WRITTEN INSTRUCTION → Each entry must be given again exactly; images do not belong in the copy.

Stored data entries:
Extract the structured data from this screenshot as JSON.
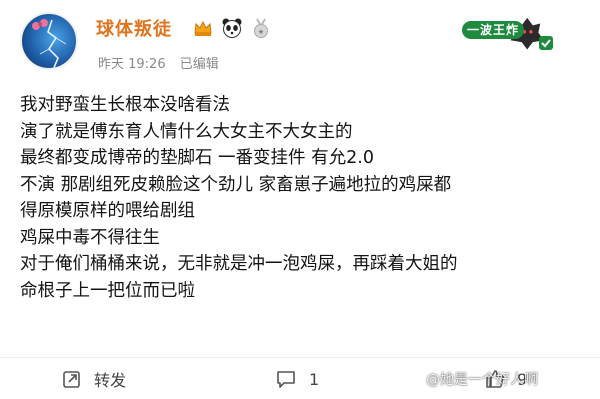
{
  "post": {
    "username": "球体叛徒",
    "meta": {
      "time": "昨天 19:26",
      "edited": "已编辑"
    },
    "badge_label": "一波王炸",
    "lines": [
      "我对野蛮生长根本没啥看法",
      "演了就是傅东育人情什么大女主不大女主的",
      "最终都变成博帝的垫脚石 一番变挂件 有允2.0",
      "不演 那剧组死皮赖脸这个劲儿 家畜崽子遍地拉的鸡屎都",
      "得原模原样的喂给剧组",
      "鸡屎中毒不得往生",
      "对于俺们桶桶来说，无非就是冲一泡鸡屎，再踩着大姐的",
      "命根子上一把位而已啦"
    ],
    "actions": {
      "share": "转发",
      "comments": "1",
      "likes": "9"
    },
    "watermark": "@她是一个好人啊"
  },
  "colors": {
    "username": "#e0751f",
    "badge": "#1e8a3e",
    "meta": "#8a8a8a"
  },
  "icons": [
    "crown-icon",
    "panda-icon",
    "medal-icon",
    "share-icon",
    "comment-icon",
    "like-icon"
  ]
}
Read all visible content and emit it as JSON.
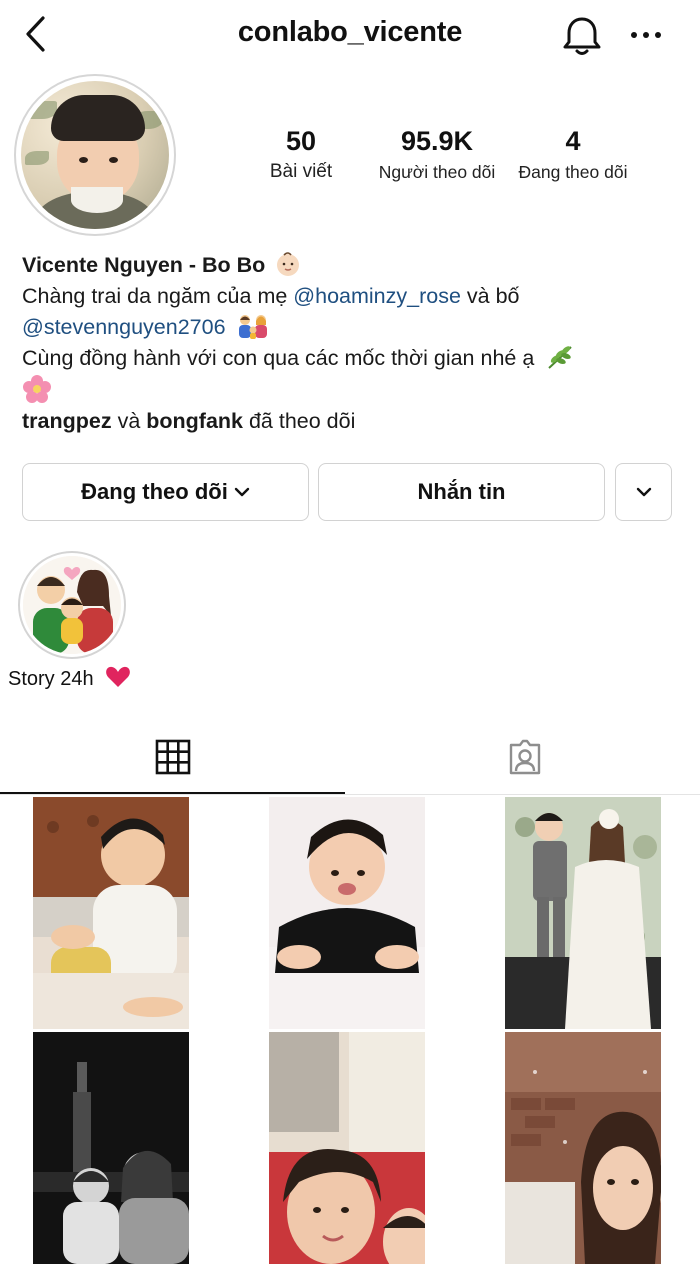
{
  "header": {
    "username": "conlabo_vicente",
    "back_icon": "chevron-left-icon",
    "bell_icon": "bell-icon",
    "more_icon": "more-horizontal-icon"
  },
  "profile": {
    "stats": [
      {
        "value": "50",
        "label": "Bài viết"
      },
      {
        "value": "95.9K",
        "label": "Người theo dõi"
      },
      {
        "value": "4",
        "label": "Đang theo dõi"
      }
    ],
    "display_name": "Vicente Nguyen - Bo Bo",
    "bio": {
      "line1_text": "Chàng trai da ngăm của mẹ ",
      "mention1": "@hoaminzy_rose",
      "line1_tail": " và bố",
      "mention2": "@stevennguyen2706",
      "line3": "Cùng đồng hành với con qua các mốc thời gian nhé ạ"
    },
    "followed_by": {
      "user1": "trangpez",
      "conj": " và ",
      "user2": "bongfank",
      "tail": " đã theo dõi"
    }
  },
  "actions": {
    "following_label": "Đang theo dõi",
    "message_label": "Nhắn tin"
  },
  "highlights": [
    {
      "label": "Story 24h"
    }
  ],
  "tabs": [
    {
      "name": "posts-grid",
      "icon": "grid-icon",
      "active": true
    },
    {
      "name": "tagged",
      "icon": "tagged-person-icon",
      "active": false
    }
  ],
  "posts_count_visible": 6,
  "colors": {
    "link": "#1f4f80",
    "border": "#d2d2d2",
    "heart": "#e0245e"
  }
}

RESULT BELOW →
Extract the structured data from this screenshot as JSON.
{
  "post": {
    "username": "球体叛徒",
    "meta": {
      "time": "昨天 19:26",
      "edited": "已编辑"
    },
    "badge_label": "一波王炸",
    "lines": [
      "我对野蛮生长根本没啥看法",
      "演了就是傅东育人情什么大女主不大女主的",
      "最终都变成博帝的垫脚石 一番变挂件 有允2.0",
      "不演 那剧组死皮赖脸这个劲儿 家畜崽子遍地拉的鸡屎都",
      "得原模原样的喂给剧组",
      "鸡屎中毒不得往生",
      "对于俺们桶桶来说，无非就是冲一泡鸡屎，再踩着大姐的",
      "命根子上一把位而已啦"
    ],
    "actions": {
      "share": "转发",
      "comments": "1",
      "likes": "9"
    },
    "watermark": "@她是一个好人啊"
  },
  "colors": {
    "username": "#e0751f",
    "badge": "#1e8a3e",
    "meta": "#8a8a8a"
  },
  "icons": [
    "crown-icon",
    "panda-icon",
    "medal-icon",
    "share-icon",
    "comment-icon",
    "like-icon"
  ]
}
Read all visible content and emit it as JSON.
{
  "header": {
    "username": "conlabo_vicente",
    "back_icon": "chevron-left-icon",
    "bell_icon": "bell-icon",
    "more_icon": "more-horizontal-icon"
  },
  "profile": {
    "stats": [
      {
        "value": "50",
        "label": "Bài viết"
      },
      {
        "value": "95.9K",
        "label": "Người theo dõi"
      },
      {
        "value": "4",
        "label": "Đang theo dõi"
      }
    ],
    "display_name": "Vicente Nguyen - Bo Bo",
    "bio": {
      "line1_text": "Chàng trai da ngăm của mẹ ",
      "mention1": "@hoaminzy_rose",
      "line1_tail": " và bố",
      "mention2": "@stevennguyen2706",
      "line3": "Cùng đồng hành với con qua các mốc thời gian nhé ạ"
    },
    "followed_by": {
      "user1": "trangpez",
      "conj": " và ",
      "user2": "bongfank",
      "tail": " đã theo dõi"
    }
  },
  "actions": {
    "following_label": "Đang theo dõi",
    "message_label": "Nhắn tin"
  },
  "highlights": [
    {
      "label": "Story 24h"
    }
  ],
  "tabs": [
    {
      "name": "posts-grid",
      "icon": "grid-icon",
      "active": true
    },
    {
      "name": "tagged",
      "icon": "tagged-person-icon",
      "active": false
    }
  ],
  "posts_count_visible": 6,
  "colors": {
    "link": "#1f4f80",
    "border": "#d2d2d2",
    "heart": "#e0245e"
  }
}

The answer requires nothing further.